** begin EXERCISE DATA **
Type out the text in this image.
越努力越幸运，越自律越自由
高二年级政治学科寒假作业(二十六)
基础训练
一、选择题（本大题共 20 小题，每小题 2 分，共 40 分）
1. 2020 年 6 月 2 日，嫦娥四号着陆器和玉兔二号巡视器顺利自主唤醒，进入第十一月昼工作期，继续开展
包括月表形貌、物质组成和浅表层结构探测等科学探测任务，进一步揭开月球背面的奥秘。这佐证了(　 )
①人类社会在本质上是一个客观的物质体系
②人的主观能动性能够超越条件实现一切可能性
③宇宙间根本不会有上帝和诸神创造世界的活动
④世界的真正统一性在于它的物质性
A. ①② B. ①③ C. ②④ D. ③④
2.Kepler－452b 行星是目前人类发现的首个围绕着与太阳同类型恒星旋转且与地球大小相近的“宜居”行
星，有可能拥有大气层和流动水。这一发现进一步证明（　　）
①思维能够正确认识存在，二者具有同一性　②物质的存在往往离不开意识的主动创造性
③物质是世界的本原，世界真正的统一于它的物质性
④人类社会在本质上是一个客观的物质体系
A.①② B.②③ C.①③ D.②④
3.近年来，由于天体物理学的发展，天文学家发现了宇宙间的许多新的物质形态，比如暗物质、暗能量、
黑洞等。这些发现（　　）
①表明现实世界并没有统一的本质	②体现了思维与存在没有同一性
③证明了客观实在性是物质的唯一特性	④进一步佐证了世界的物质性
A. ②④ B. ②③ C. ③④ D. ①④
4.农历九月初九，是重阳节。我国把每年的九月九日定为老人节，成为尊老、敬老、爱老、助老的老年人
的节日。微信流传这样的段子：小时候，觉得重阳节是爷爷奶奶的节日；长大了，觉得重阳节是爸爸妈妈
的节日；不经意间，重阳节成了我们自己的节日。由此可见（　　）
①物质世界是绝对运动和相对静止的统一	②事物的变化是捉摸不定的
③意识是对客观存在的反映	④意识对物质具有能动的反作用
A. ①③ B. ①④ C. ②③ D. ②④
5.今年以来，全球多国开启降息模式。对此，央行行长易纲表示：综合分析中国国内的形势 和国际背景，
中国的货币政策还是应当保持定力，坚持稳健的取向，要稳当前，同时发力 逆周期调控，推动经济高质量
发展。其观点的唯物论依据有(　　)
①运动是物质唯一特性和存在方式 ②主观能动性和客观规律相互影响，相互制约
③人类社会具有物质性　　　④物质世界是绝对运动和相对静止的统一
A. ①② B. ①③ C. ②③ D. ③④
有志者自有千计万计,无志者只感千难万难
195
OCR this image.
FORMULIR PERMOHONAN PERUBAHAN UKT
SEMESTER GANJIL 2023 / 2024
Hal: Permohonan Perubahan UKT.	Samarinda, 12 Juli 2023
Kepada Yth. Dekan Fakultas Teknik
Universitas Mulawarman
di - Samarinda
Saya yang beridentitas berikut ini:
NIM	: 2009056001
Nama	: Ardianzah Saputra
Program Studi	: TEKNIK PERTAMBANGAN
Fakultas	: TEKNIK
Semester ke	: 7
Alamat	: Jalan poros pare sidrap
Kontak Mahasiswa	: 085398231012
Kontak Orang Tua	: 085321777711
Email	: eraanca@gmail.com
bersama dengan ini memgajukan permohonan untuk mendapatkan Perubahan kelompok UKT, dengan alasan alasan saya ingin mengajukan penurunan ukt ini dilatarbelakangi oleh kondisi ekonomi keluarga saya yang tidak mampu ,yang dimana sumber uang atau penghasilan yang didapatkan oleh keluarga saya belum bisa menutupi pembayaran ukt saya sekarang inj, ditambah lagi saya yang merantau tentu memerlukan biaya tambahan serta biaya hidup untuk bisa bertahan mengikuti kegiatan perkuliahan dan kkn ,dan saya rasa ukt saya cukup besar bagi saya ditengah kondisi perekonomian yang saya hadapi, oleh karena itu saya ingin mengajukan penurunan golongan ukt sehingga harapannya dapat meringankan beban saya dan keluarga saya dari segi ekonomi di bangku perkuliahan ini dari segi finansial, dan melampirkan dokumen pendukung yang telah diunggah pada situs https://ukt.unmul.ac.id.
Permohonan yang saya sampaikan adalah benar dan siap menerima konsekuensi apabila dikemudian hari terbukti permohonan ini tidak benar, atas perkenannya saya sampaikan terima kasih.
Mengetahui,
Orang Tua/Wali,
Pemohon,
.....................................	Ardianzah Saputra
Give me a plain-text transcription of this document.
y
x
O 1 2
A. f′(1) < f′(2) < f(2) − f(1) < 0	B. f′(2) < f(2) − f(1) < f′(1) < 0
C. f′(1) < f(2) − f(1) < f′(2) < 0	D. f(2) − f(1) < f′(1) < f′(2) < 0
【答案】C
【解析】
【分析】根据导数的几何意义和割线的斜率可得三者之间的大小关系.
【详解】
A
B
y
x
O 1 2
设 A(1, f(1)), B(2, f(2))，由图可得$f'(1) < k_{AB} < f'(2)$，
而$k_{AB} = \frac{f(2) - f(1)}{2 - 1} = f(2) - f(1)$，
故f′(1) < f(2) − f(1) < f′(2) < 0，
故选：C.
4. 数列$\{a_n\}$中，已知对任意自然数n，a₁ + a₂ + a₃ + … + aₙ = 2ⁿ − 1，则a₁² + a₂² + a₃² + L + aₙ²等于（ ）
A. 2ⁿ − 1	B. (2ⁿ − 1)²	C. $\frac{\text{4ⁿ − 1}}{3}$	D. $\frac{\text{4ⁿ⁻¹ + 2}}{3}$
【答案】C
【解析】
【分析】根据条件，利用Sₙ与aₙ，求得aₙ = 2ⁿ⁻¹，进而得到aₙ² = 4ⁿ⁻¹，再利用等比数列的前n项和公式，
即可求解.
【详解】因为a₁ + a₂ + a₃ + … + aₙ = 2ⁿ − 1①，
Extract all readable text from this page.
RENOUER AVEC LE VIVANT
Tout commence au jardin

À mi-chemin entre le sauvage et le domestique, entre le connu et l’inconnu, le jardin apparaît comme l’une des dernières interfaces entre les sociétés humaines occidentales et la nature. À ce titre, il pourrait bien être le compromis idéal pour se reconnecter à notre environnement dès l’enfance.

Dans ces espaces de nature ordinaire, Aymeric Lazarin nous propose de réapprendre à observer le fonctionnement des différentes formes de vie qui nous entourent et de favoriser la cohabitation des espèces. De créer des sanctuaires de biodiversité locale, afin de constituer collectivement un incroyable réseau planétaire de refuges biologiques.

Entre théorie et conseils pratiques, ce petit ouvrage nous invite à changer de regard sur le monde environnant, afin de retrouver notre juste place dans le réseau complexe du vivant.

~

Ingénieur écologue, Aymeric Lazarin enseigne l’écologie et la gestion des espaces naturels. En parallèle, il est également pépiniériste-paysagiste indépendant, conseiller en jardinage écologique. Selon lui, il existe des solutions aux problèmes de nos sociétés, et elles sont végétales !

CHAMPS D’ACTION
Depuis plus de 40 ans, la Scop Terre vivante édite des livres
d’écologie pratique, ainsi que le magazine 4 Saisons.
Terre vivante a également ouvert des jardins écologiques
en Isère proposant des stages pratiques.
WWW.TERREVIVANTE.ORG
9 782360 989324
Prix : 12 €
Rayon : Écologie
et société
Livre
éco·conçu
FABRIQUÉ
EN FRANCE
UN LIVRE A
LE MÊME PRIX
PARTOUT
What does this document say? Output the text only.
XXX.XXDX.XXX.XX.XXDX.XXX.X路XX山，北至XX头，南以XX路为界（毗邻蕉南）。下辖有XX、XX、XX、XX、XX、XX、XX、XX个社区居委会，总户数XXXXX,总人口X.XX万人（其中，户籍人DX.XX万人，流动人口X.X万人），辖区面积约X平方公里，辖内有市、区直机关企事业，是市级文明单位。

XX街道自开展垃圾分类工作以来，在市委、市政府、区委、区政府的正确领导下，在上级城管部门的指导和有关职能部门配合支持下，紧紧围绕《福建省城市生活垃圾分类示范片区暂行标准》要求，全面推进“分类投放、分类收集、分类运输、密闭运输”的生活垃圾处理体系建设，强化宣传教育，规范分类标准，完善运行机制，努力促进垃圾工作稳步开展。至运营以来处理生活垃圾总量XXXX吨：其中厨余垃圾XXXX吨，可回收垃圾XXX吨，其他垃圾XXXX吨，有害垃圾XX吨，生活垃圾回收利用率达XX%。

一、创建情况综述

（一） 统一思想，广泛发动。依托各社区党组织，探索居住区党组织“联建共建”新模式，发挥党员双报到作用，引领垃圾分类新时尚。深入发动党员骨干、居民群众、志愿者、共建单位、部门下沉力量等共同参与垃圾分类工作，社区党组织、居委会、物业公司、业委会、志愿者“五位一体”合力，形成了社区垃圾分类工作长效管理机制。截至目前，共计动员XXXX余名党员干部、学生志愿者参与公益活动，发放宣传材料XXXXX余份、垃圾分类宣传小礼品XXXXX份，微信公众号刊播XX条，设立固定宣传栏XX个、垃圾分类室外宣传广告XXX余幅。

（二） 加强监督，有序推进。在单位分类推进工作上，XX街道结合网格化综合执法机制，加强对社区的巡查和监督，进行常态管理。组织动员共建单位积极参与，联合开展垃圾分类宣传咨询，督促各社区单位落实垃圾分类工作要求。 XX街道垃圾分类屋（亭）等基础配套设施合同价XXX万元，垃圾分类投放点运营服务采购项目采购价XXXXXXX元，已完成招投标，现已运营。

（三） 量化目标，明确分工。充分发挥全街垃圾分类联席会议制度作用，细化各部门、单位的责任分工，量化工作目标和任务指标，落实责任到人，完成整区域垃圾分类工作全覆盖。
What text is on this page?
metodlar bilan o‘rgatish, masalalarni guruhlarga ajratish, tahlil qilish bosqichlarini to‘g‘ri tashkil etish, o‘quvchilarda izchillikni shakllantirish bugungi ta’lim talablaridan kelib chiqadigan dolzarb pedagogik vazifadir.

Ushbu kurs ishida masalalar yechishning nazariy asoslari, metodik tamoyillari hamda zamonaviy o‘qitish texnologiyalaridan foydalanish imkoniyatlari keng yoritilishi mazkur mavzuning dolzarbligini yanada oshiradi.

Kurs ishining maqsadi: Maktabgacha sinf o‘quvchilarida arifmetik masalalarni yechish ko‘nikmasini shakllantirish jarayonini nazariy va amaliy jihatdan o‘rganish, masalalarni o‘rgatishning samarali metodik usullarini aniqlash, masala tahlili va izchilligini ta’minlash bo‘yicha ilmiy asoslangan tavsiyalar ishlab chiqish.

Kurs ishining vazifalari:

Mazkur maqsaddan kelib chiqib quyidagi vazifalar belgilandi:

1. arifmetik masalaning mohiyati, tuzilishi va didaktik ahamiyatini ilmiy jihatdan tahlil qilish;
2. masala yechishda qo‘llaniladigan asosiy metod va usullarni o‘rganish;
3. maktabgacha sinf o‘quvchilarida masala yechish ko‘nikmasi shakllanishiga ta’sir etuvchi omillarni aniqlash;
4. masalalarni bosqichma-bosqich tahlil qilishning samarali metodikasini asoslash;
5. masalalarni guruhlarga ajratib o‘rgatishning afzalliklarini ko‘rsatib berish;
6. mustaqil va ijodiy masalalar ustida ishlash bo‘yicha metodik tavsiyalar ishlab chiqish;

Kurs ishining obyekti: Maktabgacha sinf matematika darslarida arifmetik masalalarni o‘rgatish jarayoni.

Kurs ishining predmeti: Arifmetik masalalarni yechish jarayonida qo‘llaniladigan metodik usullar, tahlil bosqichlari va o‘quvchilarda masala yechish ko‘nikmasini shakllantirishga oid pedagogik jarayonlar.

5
** end EXERCISE DATA **
GIVEN TASK — From the listing above, return each line with the word "document".

THE REPLY —
Give me a plain-text transcription of this document.
What does this document say? Output the text only.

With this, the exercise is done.